- **やること**
下にある、LuaでUUIDを作る方法についての文章から、「local template ='RRRRRRRR-RRRR-4RRR-rRRR-RRRRRRRRRRRR'」から「で同一の乱数列を生成します。」までを、「で同一の乱数列を生成します。」も含めて一字も変えずに書き出してください。

- **読む文章**
Last updated at Posted at 2022-12-10

はじめに

UUIDとは世界中でユニークになるように設計されたIDで、データベースの主キー等によく用いられています。
(UUID以外のユニークなIDについてはこちら!)

RustやRubyといったリッチなプログラミング言語では簡単にセキュアな(衝突しない)UUIDを生成できる関数が提供されています。
しかし、言語によってはそのような関数が提供されておらず、自前で生成する必要があります。
今回はLuaでUUID v4を生成することを考えます。

いろいろな方法

シンプルな方法

local function generateUuid()
  local template ='RRRRRRRR-RRRR-4RRR-rRRR-RRRRRRRRRRRR'
  return string.gsub(template, '[Rr]', function (c)
    return string.format('%x', (c == 'R') and math.random(0, 0xf) or math.random(8, 0xb))
  end)
end

この方法は懸念があります。
それは、math.random()が擬似乱数生成器であり、かつ、シード値が与えられていない点です。

一般に、プログラミング言語で関数として提供されている乱数生成器は擬似乱数生成器です。
擬似乱数生成器は、擬似乱数列と呼ばれる「一見乱数列のように見えるが、実際には確定的な計算によって求めている数列」を生成します。

Lua5.4のリファレンスによると、math.random()は xorshiro256** と呼ばれる擬似乱数生成器を使われています。
擬似乱数生成器は同一のシード値が与えられた時はあらゆる環境で同一の乱数列を生成します。
リファレンスによると、math.random()はシード値が与えられていない時は

Lua generates a seed with a weak attempt for randomness.

となっていて、弱い乱数をシード値としている、とだけ記述されており、同一のシード値によって乱数が生成されるリスクがありそうです。

/dev/urandomを使う

local function secureRand()
  local urandom = assert(io.open('/dev/urandom', 'rb'))
  local res = 0
  for i = 1, 8 do
    local r = urandom:read(1):byte(1)
    res = res * 256 + r
  end
  urandom:close()

- **手元の資料**
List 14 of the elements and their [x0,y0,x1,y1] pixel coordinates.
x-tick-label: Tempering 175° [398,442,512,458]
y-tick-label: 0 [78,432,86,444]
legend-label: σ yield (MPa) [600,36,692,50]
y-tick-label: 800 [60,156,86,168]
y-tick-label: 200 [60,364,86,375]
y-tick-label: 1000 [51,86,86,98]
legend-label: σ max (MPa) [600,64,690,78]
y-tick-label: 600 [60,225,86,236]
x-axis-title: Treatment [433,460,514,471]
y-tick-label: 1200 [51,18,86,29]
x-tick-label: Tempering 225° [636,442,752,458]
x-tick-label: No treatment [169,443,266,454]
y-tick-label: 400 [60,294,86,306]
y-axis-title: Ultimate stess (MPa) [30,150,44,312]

- **作業の結果**
local template ='RRRRRRRR-RRRR-4RRR-rRRR-RRRRRRRRRRRR'
  return string.gsub(template, '[Rr]', function (c)
    return string.format('%x', (c == 'R') and math.random(0, 0xf) or math.random(8, 0xb))
  end)
end

この方法は懸念があります。
それは、math.random()が擬似乱数生成器であり、かつ、シード値が与えられていない点です。

一般に、プログラミング言語で関数として提供されている乱数生成器は擬似乱数生成器です。
擬似乱数生成器は、擬似乱数列と呼ばれる「一見乱数列のように見えるが、実際には確定的な計算によって求めている数列」を生成します。

Lua5.4のリファレンスによると、math.random()は xorshiro256** と呼ばれる擬似乱数生成器を使われています。
擬似乱数生成器は同一のシード値が与えられた時はあらゆる環境で同一の乱数列を生成します。